Extrait:
..........

Même si cela n’a pas toujours été facile, les équipes s’en sont bien sorties, juge la responsable des mentors, Camille Sénécal. « En personne, les liens et le contact se créent plus vite. Lors des ateliers en ligne, mon conseil aux mentors a été : « suivez le rythme des filles – certaines sont plus compétitives, d’autres juste curieuses de participer, particulièrement les juniors. »
Les mentors bénévoles donnent jusqu’à 50 heures pour fournir la base et propulser les idées sous forme d’application mobile, incluant le plan d’affaires.
Peu de problèmes technologiques et beaucoup d’enthousiasme ponctuaient les présentations le mois dernier. L’équipe SparKL, avec ses conceptrices, Emma et Hyunwoo, s’est particulièrement démarquée, se méritant un coup de cœur du jury pour sa présentation « allumée » de leur application, qui porte sur un sujet délicat, la santé mentale des jeunes. Destinée à diminuer les symptômes dépressifs par des défis quotidiens à réaliser pour rester actif, UBored? se veut ludique et inspirante. « L’idée est de rester actif et productif. Lorsqu’on complète un défi – des exercices physiques ou d’expression artistique – on peut partager ça sur les réseaux sociaux, ce qui permet d’entretenir l’esprit de compétition », explique Emma.
Les quatre juges étaient Mona-Lisa Prosper directrice de Futurpreneur Canada, Naysan Saran de Cann Forecast, Wemba Opota, Stratège national de la technologie à Microsoft Canada et Étienne Merineau, le fondateur de Heyday.ai.
Propulser les filles en techno
Animé par Cassie Rhéaume, l’une des fondatrices du Mouvement montréalais Les filles et le code et directrice chez Lighthouse Labs Montréal, l’événement se donne aussi pour but de démocratiser la techno. « Les filles en sortent grandies et cela fait naître des passions. Plusieurs n’en sont pas à leur première innovation », explique l’animatrice.

..........

Extraits de lignes:

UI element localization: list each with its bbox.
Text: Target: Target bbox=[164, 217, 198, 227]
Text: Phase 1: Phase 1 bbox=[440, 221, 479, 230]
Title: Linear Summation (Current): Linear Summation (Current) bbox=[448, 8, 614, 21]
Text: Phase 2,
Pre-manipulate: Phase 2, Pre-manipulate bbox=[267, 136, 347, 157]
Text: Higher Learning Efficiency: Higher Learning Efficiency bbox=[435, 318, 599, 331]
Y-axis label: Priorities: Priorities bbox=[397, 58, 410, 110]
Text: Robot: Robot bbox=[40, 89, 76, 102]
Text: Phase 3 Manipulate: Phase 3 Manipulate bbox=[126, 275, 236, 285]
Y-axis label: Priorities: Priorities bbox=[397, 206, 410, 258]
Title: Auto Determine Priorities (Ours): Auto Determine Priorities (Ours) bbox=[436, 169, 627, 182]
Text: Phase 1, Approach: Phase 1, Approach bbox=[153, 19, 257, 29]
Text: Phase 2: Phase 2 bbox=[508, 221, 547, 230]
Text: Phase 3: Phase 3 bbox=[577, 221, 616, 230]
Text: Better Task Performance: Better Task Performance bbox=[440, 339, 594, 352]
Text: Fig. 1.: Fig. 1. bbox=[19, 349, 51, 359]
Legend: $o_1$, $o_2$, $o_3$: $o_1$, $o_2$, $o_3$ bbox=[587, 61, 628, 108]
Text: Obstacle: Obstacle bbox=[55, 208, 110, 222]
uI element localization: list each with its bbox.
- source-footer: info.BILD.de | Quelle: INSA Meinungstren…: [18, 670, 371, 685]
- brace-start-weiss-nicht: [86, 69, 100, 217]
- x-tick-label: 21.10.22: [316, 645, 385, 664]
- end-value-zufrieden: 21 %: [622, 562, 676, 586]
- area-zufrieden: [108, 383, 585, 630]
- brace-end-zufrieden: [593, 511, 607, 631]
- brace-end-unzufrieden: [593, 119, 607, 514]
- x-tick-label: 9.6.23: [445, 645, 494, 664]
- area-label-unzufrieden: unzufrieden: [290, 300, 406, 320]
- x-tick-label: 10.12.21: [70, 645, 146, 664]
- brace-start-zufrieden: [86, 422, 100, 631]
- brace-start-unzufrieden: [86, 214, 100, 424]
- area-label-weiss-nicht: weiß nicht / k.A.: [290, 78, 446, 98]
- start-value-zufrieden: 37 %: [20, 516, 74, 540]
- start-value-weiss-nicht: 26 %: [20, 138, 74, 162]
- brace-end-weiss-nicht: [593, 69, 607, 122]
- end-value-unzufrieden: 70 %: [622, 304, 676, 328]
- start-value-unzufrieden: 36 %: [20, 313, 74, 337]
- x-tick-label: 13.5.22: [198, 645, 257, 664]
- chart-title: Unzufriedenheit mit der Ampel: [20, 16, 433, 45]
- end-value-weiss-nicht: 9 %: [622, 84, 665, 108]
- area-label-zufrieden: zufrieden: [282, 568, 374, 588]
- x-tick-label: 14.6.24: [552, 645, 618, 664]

..........

Travail à faire:
Répondez aux questions suivantes d'après l'extrait :
1. Jusqu'à combien d'heures les mentors bénévoles donnent-ils ?
2. Quel est le nom de l'application présentée par l'équipe SparKL ?
3. Combien de juges composaient le jury ?
Les lignes ci-dessus constituent un document distinct de l'extrait.

Exercice corrigé:
1. Jusqu'à 50 heures.
2. UBored?
3. Quatre juges.